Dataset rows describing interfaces
◇ ◇ ◇ ◇

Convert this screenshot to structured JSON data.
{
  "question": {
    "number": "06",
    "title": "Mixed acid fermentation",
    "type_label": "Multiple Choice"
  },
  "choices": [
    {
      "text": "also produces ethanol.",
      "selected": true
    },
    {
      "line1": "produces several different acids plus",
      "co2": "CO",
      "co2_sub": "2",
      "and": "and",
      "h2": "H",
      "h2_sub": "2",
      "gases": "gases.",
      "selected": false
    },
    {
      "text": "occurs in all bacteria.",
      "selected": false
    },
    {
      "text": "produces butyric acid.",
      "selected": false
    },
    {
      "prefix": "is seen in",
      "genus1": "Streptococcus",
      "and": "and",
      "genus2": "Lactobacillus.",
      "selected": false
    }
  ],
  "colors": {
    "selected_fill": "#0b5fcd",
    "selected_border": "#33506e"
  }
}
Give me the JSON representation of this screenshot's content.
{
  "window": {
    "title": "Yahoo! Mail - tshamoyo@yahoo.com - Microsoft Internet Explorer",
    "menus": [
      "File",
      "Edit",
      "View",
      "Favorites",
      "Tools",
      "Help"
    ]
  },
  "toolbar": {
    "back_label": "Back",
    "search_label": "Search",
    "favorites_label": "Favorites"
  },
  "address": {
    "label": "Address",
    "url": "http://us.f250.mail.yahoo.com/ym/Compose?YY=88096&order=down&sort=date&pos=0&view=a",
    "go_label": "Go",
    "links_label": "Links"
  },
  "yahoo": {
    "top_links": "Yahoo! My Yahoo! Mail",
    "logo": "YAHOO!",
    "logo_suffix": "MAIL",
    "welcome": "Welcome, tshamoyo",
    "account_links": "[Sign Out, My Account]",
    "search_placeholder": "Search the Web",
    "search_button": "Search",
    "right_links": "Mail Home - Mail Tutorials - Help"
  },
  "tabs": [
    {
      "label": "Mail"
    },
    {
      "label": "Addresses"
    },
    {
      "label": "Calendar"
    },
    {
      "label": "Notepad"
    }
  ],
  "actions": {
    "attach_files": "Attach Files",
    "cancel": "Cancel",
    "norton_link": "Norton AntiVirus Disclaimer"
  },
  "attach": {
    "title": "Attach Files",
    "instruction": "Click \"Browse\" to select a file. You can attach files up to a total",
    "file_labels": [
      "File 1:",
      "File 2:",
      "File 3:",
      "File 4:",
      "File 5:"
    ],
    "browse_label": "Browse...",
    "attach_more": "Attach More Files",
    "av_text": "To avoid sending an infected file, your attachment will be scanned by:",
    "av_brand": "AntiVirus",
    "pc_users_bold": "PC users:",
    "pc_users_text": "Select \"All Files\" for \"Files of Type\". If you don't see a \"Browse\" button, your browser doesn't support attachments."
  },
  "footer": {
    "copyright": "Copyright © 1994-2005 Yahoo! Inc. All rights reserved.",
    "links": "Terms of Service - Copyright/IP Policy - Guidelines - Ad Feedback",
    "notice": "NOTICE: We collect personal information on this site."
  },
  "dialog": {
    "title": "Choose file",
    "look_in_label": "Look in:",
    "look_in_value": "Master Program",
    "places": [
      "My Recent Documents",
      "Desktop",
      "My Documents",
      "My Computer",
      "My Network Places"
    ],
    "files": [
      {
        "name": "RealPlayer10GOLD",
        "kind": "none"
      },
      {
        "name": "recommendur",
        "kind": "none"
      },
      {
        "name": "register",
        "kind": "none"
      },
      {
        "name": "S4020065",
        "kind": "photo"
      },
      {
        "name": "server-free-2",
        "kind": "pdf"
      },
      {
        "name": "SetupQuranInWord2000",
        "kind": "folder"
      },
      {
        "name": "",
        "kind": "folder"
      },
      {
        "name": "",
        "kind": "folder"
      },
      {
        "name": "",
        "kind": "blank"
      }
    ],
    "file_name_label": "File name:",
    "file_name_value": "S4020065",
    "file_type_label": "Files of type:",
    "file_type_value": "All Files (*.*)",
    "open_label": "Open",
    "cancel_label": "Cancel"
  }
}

◇ ◇ ◇ ◇

Instructions for the task — Please copy out every line shown above, exactly.

Exercise solution —
Convert this screenshot to structured JSON data.
{
  "question": {
    "number": "06",
    "title": "Mixed acid fermentation",
    "type_label": "Multiple Choice"
  },
  "choices": [
    {
      "text": "also produces ethanol.",
      "selected": true
    },
    {
      "line1": "produces several different acids plus",
      "co2": "CO",
      "co2_sub": "2",
      "and": "and",
      "h2": "H",
      "h2_sub": "2",
      "gases": "gases.",
      "selected": false
    },
    {
      "text": "occurs in all bacteria.",
      "selected": false
    },
    {
      "text": "produces butyric acid.",
      "selected": false
    },
    {
      "prefix": "is seen in",
      "genus1": "Streptococcus",
      "and": "and",
      "genus2": "Lactobacillus.",
      "selected": false
    }
  ],
  "colors": {
    "selected_fill": "#0b5fcd",
    "selected_border": "#33506e"
  }
}
Give me the JSON representation of this screenshot's content.
{
  "window": {
    "title": "Yahoo! Mail - tshamoyo@yahoo.com - Microsoft Internet Explorer",
    "menus": [
      "File",
      "Edit",
      "View",
      "Favorites",
      "Tools",
      "Help"
    ]
  },
  "toolbar": {
    "back_label": "Back",
    "search_label": "Search",
    "favorites_label": "Favorites"
  },
  "address": {
    "label": "Address",
    "url": "http://us.f250.mail.yahoo.com/ym/Compose?YY=88096&order=down&sort=date&pos=0&view=a",
    "go_label": "Go",
    "links_label": "Links"
  },
  "yahoo": {
    "top_links": "Yahoo! My Yahoo! Mail",
    "logo": "YAHOO!",
    "logo_suffix": "MAIL",
    "welcome": "Welcome, tshamoyo",
    "account_links": "[Sign Out, My Account]",
    "search_placeholder": "Search the Web",
    "search_button": "Search",
    "right_links": "Mail Home - Mail Tutorials - Help"
  },
  "tabs": [
    {
      "label": "Mail"
    },
    {
      "label": "Addresses"
    },
    {
      "label": "Calendar"
    },
    {
      "label": "Notepad"
    }
  ],
  "actions": {
    "attach_files": "Attach Files",
    "cancel": "Cancel",
    "norton_link": "Norton AntiVirus Disclaimer"
  },
  "attach": {
    "title": "Attach Files",
    "instruction": "Click \"Browse\" to select a file. You can attach files up to a total",
    "file_labels": [
      "File 1:",
      "File 2:",
      "File 3:",
      "File 4:",
      "File 5:"
    ],
    "browse_label": "Browse...",
    "attach_more": "Attach More Files",
    "av_text": "To avoid sending an infected file, your attachment will be scanned by:",
    "av_brand": "AntiVirus",
    "pc_users_bold": "PC users:",
    "pc_users_text": "Select \"All Files\" for \"Files of Type\". If you don't see a \"Browse\" button, your browser doesn't support attachments."
  },
  "footer": {
    "copyright": "Copyright © 1994-2005 Yahoo! Inc. All rights reserved.",
    "links": "Terms of Service - Copyright/IP Policy - Guidelines - Ad Feedback",
    "notice": "NOTICE: We collect personal information on this site."
  },
  "dialog": {
    "title": "Choose file",
    "look_in_label": "Look in:",
    "look_in_value": "Master Program",
    "places": [
      "My Recent Documents",
      "Desktop",
      "My Documents",
      "My Computer",
      "My Network Places"
    ],
    "files": [
      {
        "name": "RealPlayer10GOLD",
        "kind": "none"
      },
      {
        "name": "recommendur",
        "kind": "none"
      },
      {
        "name": "register",
        "kind": "none"
      },
      {
        "name": "S4020065",
        "kind": "photo"
      },
      {
        "name": "server-free-2",
        "kind": "pdf"
      },
      {
        "name": "SetupQuranInWord2000",
        "kind": "folder"
      },
      {
        "name": "",
        "kind": "folder"
      },
      {
        "name": "",
        "kind": "folder"
      },
      {
        "name": "",
        "kind": "blank"
      }
    ],
    "file_name_label": "File name:",
    "file_name_value": "S4020065",
    "file_type_label": "Files of type:",
    "file_type_value": "All Files (*.*)",
    "open_label": "Open",
    "cancel_label": "Cancel"
  }
}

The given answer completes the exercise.